*Directions*. Return the records in full, exactly as given.

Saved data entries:

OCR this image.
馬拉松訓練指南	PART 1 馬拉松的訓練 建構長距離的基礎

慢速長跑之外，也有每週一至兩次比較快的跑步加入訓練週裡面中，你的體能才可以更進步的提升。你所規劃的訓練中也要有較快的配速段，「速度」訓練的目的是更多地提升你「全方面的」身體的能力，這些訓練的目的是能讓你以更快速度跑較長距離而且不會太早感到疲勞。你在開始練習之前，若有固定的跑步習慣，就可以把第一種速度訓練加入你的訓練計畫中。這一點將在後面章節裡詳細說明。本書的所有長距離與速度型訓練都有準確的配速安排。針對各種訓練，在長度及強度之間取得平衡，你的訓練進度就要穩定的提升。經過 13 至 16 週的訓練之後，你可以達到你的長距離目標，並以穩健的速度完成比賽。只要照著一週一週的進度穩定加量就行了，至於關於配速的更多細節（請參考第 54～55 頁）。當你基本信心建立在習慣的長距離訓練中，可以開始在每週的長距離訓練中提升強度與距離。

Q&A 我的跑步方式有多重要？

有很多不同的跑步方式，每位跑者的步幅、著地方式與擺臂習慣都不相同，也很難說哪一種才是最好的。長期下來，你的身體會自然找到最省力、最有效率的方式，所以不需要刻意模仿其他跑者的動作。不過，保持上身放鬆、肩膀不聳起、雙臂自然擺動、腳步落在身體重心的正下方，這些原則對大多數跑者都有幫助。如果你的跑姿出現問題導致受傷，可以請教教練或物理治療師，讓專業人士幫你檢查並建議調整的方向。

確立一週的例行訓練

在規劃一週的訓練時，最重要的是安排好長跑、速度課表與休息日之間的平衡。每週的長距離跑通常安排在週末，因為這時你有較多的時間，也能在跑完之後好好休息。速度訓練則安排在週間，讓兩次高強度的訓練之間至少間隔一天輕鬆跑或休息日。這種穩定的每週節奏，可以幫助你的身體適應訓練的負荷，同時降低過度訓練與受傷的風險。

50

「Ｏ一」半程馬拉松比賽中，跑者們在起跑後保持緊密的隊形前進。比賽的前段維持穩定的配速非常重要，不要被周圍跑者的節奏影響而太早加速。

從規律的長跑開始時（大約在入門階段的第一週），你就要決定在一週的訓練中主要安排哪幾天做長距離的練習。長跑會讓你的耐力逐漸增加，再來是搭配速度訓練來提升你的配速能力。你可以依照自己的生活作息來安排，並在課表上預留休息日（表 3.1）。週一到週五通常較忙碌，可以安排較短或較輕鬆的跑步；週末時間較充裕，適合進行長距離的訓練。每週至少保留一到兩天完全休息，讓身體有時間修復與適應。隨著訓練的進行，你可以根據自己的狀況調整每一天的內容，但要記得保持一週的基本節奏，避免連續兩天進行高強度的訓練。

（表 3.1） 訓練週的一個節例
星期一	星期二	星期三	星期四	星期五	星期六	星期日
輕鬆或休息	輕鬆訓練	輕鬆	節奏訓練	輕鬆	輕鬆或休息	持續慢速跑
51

*Written response*.
OCR this image.
馬拉松訓練指南	PART 1 馬拉松的訓練 建構長距離的基礎

慢速長跑之外，也有每週一至兩次比較快的跑步加入訓練週裡面中，你的體能才可以更進步的提升。你所規劃的訓練中也要有較快的配速段，「速度」訓練的目的是更多地提升你「全方面的」身體的能力，這些訓練的目的是能讓你以更快速度跑較長距離而且不會太早感到疲勞。你在開始練習之前，若有固定的跑步習慣，就可以把第一種速度訓練加入你的訓練計畫中。這一點將在後面章節裡詳細說明。本書的所有長距離與速度型訓練都有準確的配速安排。針對各種訓練，在長度及強度之間取得平衡，你的訓練進度就要穩定的提升。經過 13 至 16 週的訓練之後，你可以達到你的長距離目標，並以穩健的速度完成比賽。只要照著一週一週的進度穩定加量就行了，至於關於配速的更多細節（請參考第 54～55 頁）。當你基本信心建立在習慣的長距離訓練中，可以開始在每週的長距離訓練中提升強度與距離。

Q&A 我的跑步方式有多重要？

有很多不同的跑步方式，每位跑者的步幅、著地方式與擺臂習慣都不相同，也很難說哪一種才是最好的。長期下來，你的身體會自然找到最省力、最有效率的方式，所以不需要刻意模仿其他跑者的動作。不過，保持上身放鬆、肩膀不聳起、雙臂自然擺動、腳步落在身體重心的正下方，這些原則對大多數跑者都有幫助。如果你的跑姿出現問題導致受傷，可以請教教練或物理治療師，讓專業人士幫你檢查並建議調整的方向。

確立一週的例行訓練

在規劃一週的訓練時，最重要的是安排好長跑、速度課表與休息日之間的平衡。每週的長距離跑通常安排在週末，因為這時你有較多的時間，也能在跑完之後好好休息。速度訓練則安排在週間，讓兩次高強度的訓練之間至少間隔一天輕鬆跑或休息日。這種穩定的每週節奏，可以幫助你的身體適應訓練的負荷，同時降低過度訓練與受傷的風險。

50

「Ｏ一」半程馬拉松比賽中，跑者們在起跑後保持緊密的隊形前進。比賽的前段維持穩定的配速非常重要，不要被周圍跑者的節奏影響而太早加速。

從規律的長跑開始時（大約在入門階段的第一週），你就要決定在一週的訓練中主要安排哪幾天做長距離的練習。長跑會讓你的耐力逐漸增加，再來是搭配速度訓練來提升你的配速能力。你可以依照自己的生活作息來安排，並在課表上預留休息日（表 3.1）。週一到週五通常較忙碌，可以安排較短或較輕鬆的跑步；週末時間較充裕，適合進行長距離的訓練。每週至少保留一到兩天完全休息，讓身體有時間修復與適應。隨著訓練的進行，你可以根據自己的狀況調整每一天的內容，但要記得保持一週的基本節奏，避免連續兩天進行高強度的訓練。

（表 3.1） 訓練週的一個節例
星期一	星期二	星期三	星期四	星期五	星期六	星期日
輕鬆或休息	輕鬆訓練	輕鬆	節奏訓練	輕鬆	輕鬆或休息	持續慢速跑
51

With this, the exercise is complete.